## [AIM OF THE TASK]
Omit the pictures from the entries below and retype everything else exactly.

********************

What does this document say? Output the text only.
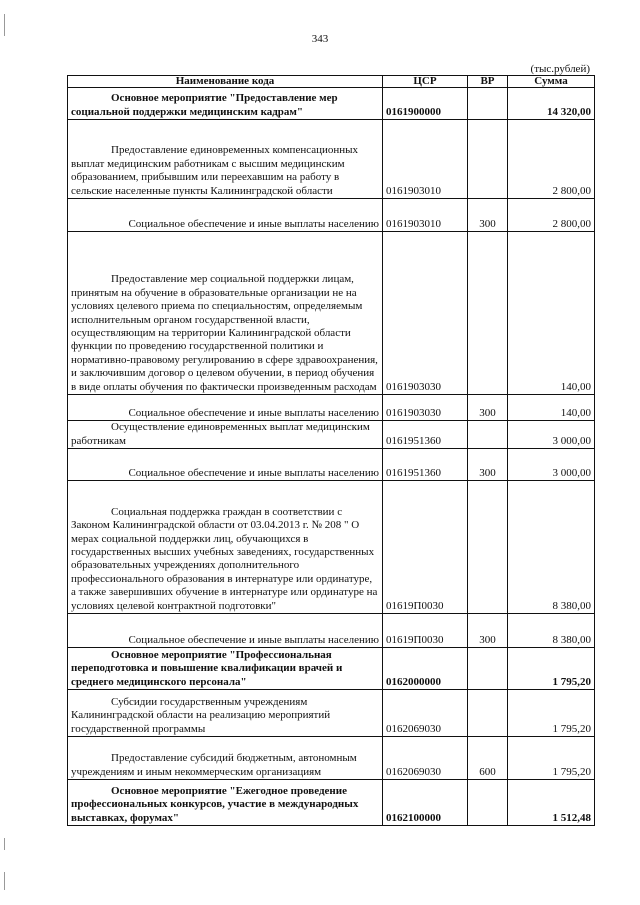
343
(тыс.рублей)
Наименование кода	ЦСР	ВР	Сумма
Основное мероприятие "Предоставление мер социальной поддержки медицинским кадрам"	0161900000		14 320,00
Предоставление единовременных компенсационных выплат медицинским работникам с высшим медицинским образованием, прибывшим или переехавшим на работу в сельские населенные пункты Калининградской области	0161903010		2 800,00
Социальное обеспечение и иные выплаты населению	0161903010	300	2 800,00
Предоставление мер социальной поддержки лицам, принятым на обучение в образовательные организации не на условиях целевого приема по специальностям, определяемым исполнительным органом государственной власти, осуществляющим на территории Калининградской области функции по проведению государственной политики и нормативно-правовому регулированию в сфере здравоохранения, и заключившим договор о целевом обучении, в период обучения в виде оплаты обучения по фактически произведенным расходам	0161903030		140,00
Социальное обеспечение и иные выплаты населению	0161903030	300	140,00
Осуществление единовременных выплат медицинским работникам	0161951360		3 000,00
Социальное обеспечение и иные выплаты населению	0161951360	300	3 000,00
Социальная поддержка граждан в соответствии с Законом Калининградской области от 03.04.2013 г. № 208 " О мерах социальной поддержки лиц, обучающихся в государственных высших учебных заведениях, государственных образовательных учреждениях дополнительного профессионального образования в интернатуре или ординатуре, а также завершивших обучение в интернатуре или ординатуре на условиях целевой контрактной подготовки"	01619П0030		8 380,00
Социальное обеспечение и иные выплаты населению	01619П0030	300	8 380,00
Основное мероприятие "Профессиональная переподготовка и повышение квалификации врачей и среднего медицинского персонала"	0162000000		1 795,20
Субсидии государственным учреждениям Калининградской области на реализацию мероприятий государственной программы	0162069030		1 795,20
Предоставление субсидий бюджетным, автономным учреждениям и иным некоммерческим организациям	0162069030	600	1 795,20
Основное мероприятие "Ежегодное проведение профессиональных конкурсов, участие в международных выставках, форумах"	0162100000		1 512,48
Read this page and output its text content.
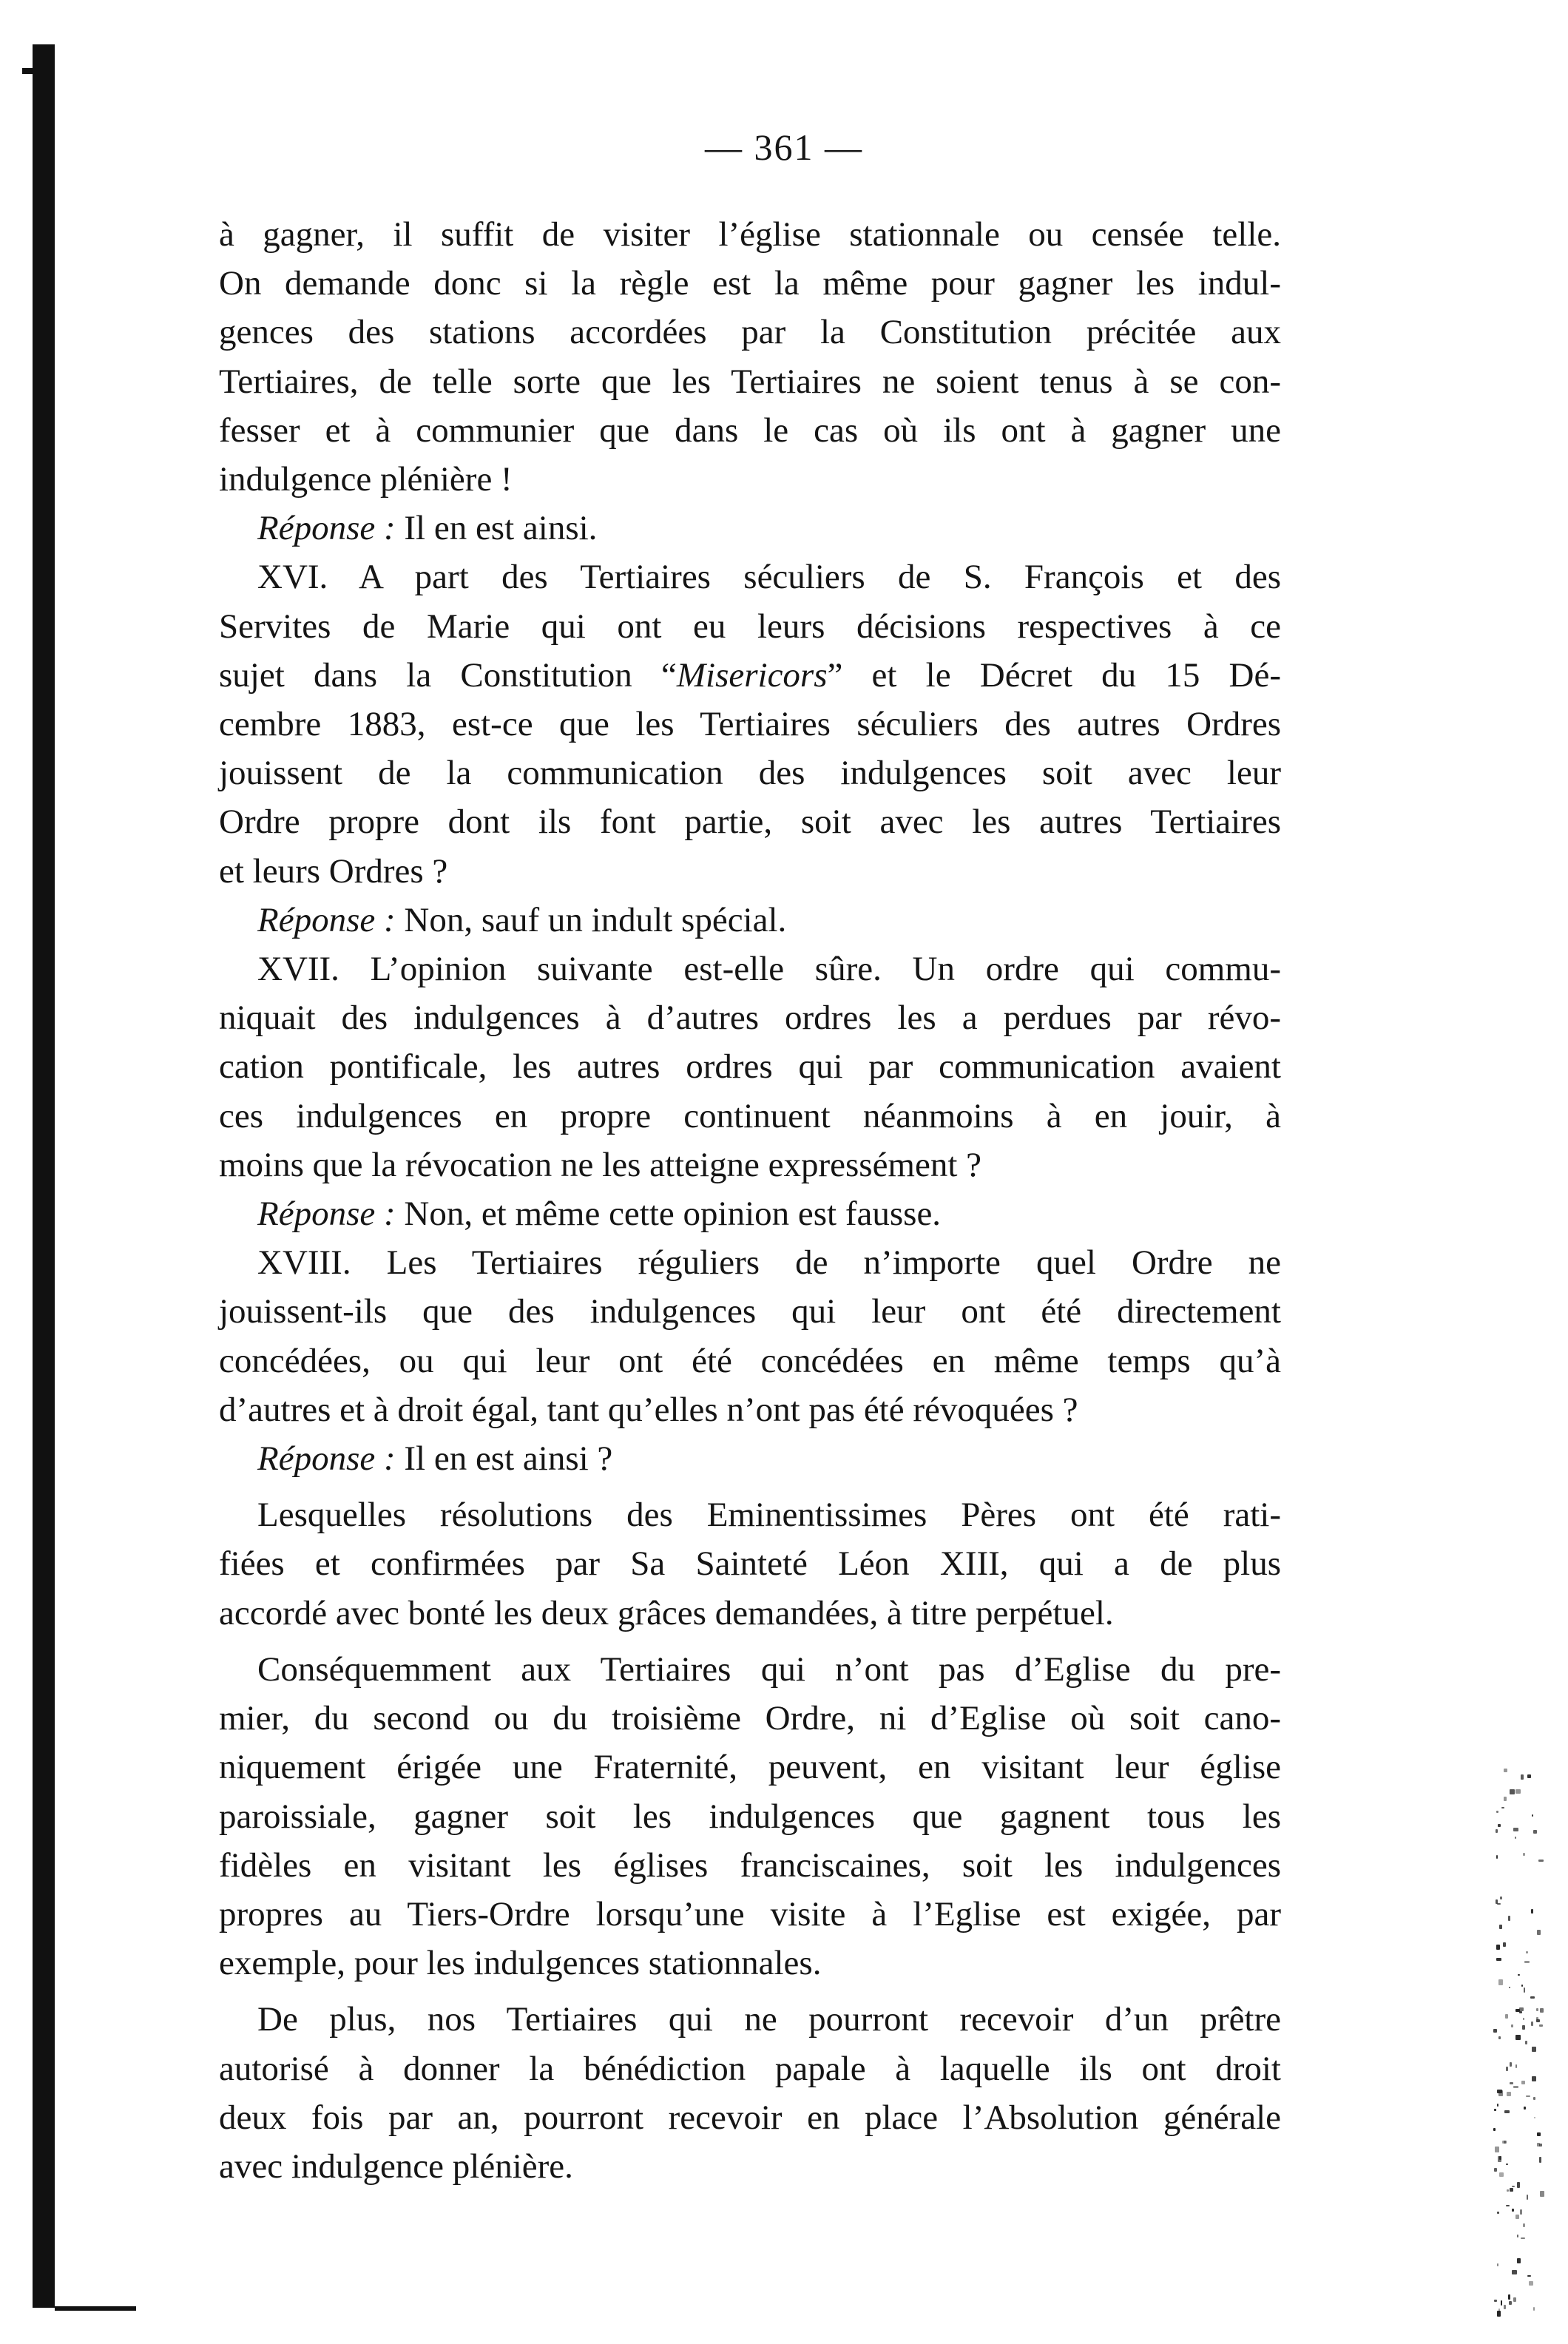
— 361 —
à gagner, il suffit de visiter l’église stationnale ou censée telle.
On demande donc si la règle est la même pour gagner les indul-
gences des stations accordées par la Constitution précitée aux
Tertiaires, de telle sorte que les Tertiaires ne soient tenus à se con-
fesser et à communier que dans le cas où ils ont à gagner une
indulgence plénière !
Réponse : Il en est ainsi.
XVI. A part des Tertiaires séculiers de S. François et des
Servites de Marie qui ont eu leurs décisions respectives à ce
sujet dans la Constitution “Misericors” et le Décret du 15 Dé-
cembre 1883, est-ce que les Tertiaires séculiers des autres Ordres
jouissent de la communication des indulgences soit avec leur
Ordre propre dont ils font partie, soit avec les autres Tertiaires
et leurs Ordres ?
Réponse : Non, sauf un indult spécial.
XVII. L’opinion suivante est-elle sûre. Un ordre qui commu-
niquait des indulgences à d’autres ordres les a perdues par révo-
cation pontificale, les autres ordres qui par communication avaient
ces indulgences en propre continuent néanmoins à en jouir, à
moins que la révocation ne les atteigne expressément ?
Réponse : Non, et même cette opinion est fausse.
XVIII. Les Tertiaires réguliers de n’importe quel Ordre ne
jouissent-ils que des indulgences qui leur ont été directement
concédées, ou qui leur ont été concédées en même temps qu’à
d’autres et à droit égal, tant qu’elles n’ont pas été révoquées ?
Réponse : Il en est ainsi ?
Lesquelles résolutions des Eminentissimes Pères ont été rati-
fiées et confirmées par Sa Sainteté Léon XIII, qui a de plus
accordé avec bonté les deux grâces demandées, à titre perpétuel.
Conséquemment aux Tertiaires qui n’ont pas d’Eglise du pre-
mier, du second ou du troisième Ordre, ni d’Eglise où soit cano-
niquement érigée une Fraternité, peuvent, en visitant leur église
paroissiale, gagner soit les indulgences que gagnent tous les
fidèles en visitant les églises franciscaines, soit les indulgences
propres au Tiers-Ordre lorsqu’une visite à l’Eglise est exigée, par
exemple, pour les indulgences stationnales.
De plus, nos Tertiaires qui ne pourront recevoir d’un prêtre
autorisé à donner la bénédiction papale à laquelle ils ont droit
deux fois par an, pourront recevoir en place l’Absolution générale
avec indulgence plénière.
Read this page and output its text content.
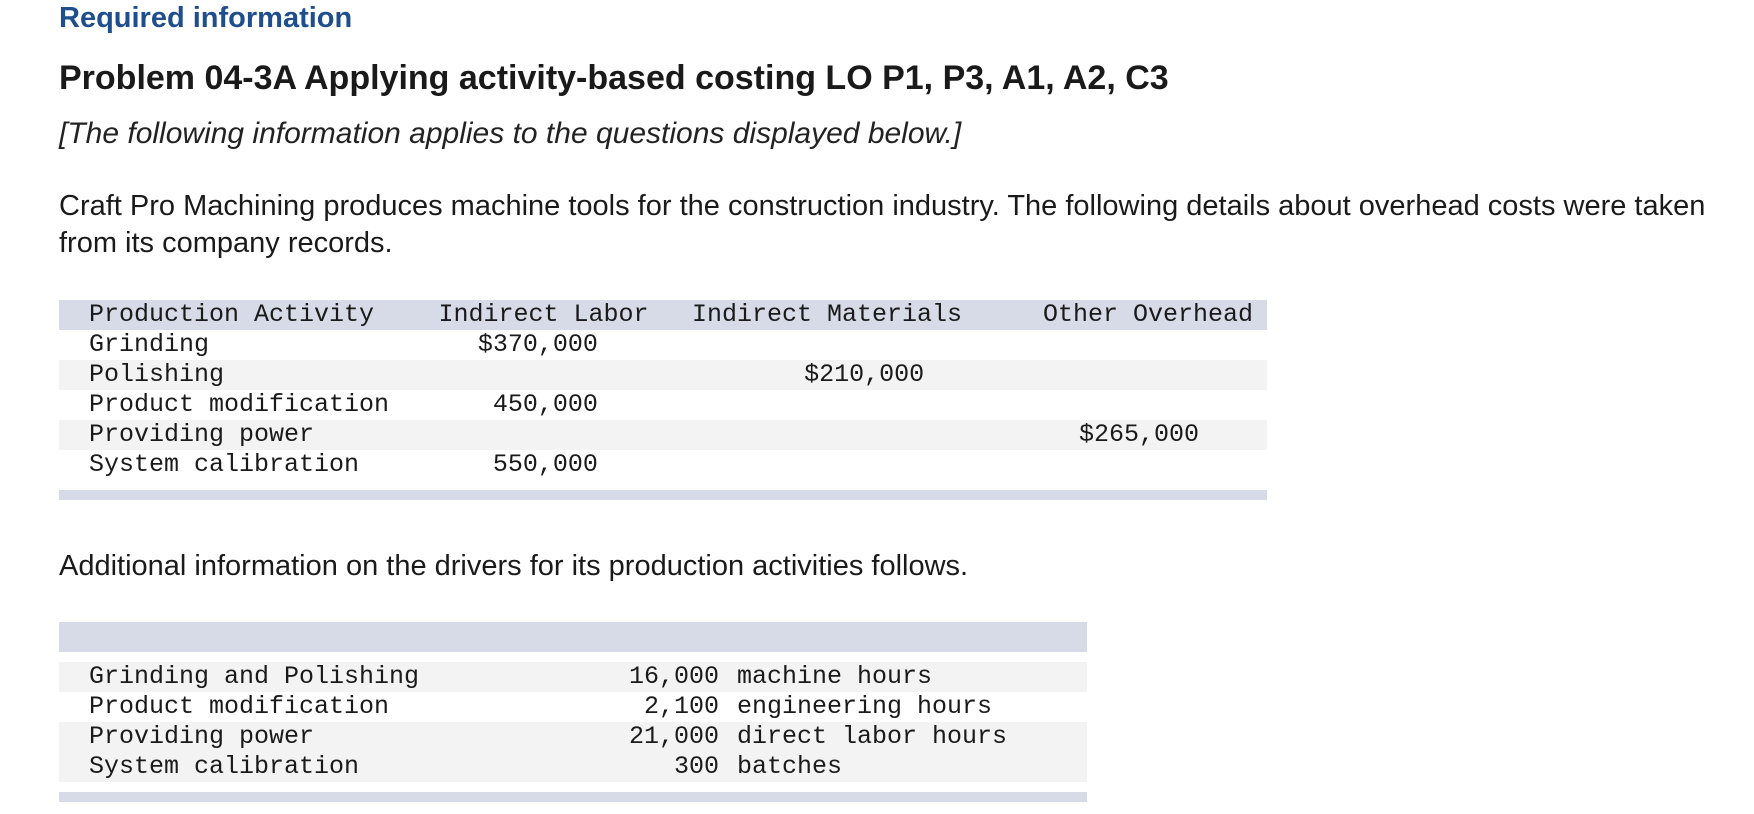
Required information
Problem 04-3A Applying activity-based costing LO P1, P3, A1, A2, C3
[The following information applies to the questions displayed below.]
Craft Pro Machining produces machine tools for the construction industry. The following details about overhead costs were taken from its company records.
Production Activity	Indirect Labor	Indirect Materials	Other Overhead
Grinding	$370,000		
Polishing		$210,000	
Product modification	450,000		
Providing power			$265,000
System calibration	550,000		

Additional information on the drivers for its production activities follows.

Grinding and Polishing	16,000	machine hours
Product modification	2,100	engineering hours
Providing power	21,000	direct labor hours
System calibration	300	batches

********************

## [RESULT OF THIS TASK]
What does this document say? Output the text only.
343
(тыс.рублей)
Наименование кода	ЦСР	ВР	Сумма
Основное мероприятие "Предоставление мер социальной поддержки медицинским кадрам"	0161900000		14 320,00
Предоставление единовременных компенсационных выплат медицинским работникам с высшим медицинским образованием, прибывшим или переехавшим на работу в сельские населенные пункты Калининградской области	0161903010		2 800,00
Социальное обеспечение и иные выплаты населению	0161903010	300	2 800,00
Предоставление мер социальной поддержки лицам, принятым на обучение в образовательные организации не на условиях целевого приема по специальностям, определяемым исполнительным органом государственной власти, осуществляющим на территории Калининградской области функции по проведению государственной политики и нормативно-правовому регулированию в сфере здравоохранения, и заключившим договор о целевом обучении, в период обучения в виде оплаты обучения по фактически произведенным расходам	0161903030		140,00
Социальное обеспечение и иные выплаты населению	0161903030	300	140,00
Осуществление единовременных выплат медицинским работникам	0161951360		3 000,00
Социальное обеспечение и иные выплаты населению	0161951360	300	3 000,00
Социальная поддержка граждан в соответствии с Законом Калининградской области от 03.04.2013 г. № 208 " О мерах социальной поддержки лиц, обучающихся в государственных высших учебных заведениях, государственных образовательных учреждениях дополнительного профессионального образования в интернатуре или ординатуре, а также завершивших обучение в интернатуре или ординатуре на условиях целевой контрактной подготовки"	01619П0030		8 380,00
Социальное обеспечение и иные выплаты населению	01619П0030	300	8 380,00
Основное мероприятие "Профессиональная переподготовка и повышение квалификации врачей и среднего медицинского персонала"	0162000000		1 795,20
Субсидии государственным учреждениям Калининградской области на реализацию мероприятий государственной программы	0162069030		1 795,20
Предоставление субсидий бюджетным, автономным учреждениям и иным некоммерческим организациям	0162069030	600	1 795,20
Основное мероприятие "Ежегодное проведение профессиональных конкурсов, участие в международных выставках, форумах"	0162100000		1 512,48
Read this page and output its text content.
— 361 —
à gagner, il suffit de visiter l’église stationnale ou censée telle.
On demande donc si la règle est la même pour gagner les indul-
gences des stations accordées par la Constitution précitée aux
Tertiaires, de telle sorte que les Tertiaires ne soient tenus à se con-
fesser et à communier que dans le cas où ils ont à gagner une
indulgence plénière !
Réponse : Il en est ainsi.
XVI. A part des Tertiaires séculiers de S. François et des
Servites de Marie qui ont eu leurs décisions respectives à ce
sujet dans la Constitution “Misericors” et le Décret du 15 Dé-
cembre 1883, est-ce que les Tertiaires séculiers des autres Ordres
jouissent de la communication des indulgences soit avec leur
Ordre propre dont ils font partie, soit avec les autres Tertiaires
et leurs Ordres ?
Réponse : Non, sauf un indult spécial.
XVII. L’opinion suivante est-elle sûre. Un ordre qui commu-
niquait des indulgences à d’autres ordres les a perdues par révo-
cation pontificale, les autres ordres qui par communication avaient
ces indulgences en propre continuent néanmoins à en jouir, à
moins que la révocation ne les atteigne expressément ?
Réponse : Non, et même cette opinion est fausse.
XVIII. Les Tertiaires réguliers de n’importe quel Ordre ne
jouissent-ils que des indulgences qui leur ont été directement
concédées, ou qui leur ont été concédées en même temps qu’à
d’autres et à droit égal, tant qu’elles n’ont pas été révoquées ?
Réponse : Il en est ainsi ?
Lesquelles résolutions des Eminentissimes Pères ont été rati-
fiées et confirmées par Sa Sainteté Léon XIII, qui a de plus
accordé avec bonté les deux grâces demandées, à titre perpétuel.
Conséquemment aux Tertiaires qui n’ont pas d’Eglise du pre-
mier, du second ou du troisième Ordre, ni d’Eglise où soit cano-
niquement érigée une Fraternité, peuvent, en visitant leur église
paroissiale, gagner soit les indulgences que gagnent tous les
fidèles en visitant les églises franciscaines, soit les indulgences
propres au Tiers-Ordre lorsqu’une visite à l’Eglise est exigée, par
exemple, pour les indulgences stationnales.
De plus, nos Tertiaires qui ne pourront recevoir d’un prêtre
autorisé à donner la bénédiction papale à laquelle ils ont droit
deux fois par an, pourront recevoir en place l’Absolution générale
avec indulgence plénière.
Read this page and output its text content.
Required information
Problem 04-3A Applying activity-based costing LO P1, P3, A1, A2, C3
[The following information applies to the questions displayed below.]
Craft Pro Machining produces machine tools for the construction industry. The following details about overhead costs were taken from its company records.
Production Activity	Indirect Labor	Indirect Materials	Other Overhead
Grinding	$370,000		
Polishing		$210,000	
Product modification	450,000		
Providing power			$265,000
System calibration	550,000		

Additional information on the drivers for its production activities follows.

Grinding and Polishing	16,000	machine hours
Product modification	2,100	engineering hours
Providing power	21,000	direct labor hours
System calibration	300	batches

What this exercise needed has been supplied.